Segment Start: RECORDS TO USE

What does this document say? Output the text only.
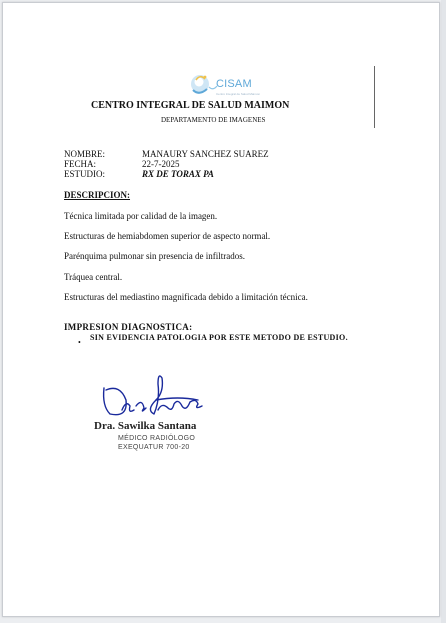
CISAM
Centro Integral de Salud Maimon
CENTRO INTEGRAL DE SALUD MAIMON
DEPARTAMENTO DE IMAGENES
NOMBRE:	MANAURY SANCHEZ SUAREZ
FECHA:	22-7-2025
ESTUDIO:	RX DE TORAX PA
DESCRIPCION:
Técnica limitada por calidad de la imagen.
Estructuras de hemiabdomen superior de aspecto normal.
Parénquima pulmonar sin presencia de infiltrados.
Tráquea central.
Estructuras del mediastino magnificada debido a limitación técnica.
IMPRESION DIAGNOSTICA:
•
SIN EVIDENCIA PATOLOGIA POR ESTE METODO DE ESTUDIO.
Dra. Sawilka Santana
MÉDICO RADIÓLOGO
EXEQUATUR 700-20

Segment End: RECORDS TO USE

**ASSIGNMENT**.
All of the records above are to be written out exactly, minus their images.

**SOLUTION TO THIS TASK**.
What does this document say? Output the text only.
CISAM
Centro Integral de Salud Maimon
CENTRO INTEGRAL DE SALUD MAIMON
DEPARTAMENTO DE IMAGENES
NOMBRE:	MANAURY SANCHEZ SUAREZ
FECHA:	22-7-2025
ESTUDIO:	RX DE TORAX PA
DESCRIPCION:
Técnica limitada por calidad de la imagen.
Estructuras de hemiabdomen superior de aspecto normal.
Parénquima pulmonar sin presencia de infiltrados.
Tráquea central.
Estructuras del mediastino magnificada debido a limitación técnica.
IMPRESION DIAGNOSTICA:
•
SIN EVIDENCIA PATOLOGIA POR ESTE METODO DE ESTUDIO.
Dra. Sawilka Santana
MÉDICO RADIÓLOGO
EXEQUATUR 700-20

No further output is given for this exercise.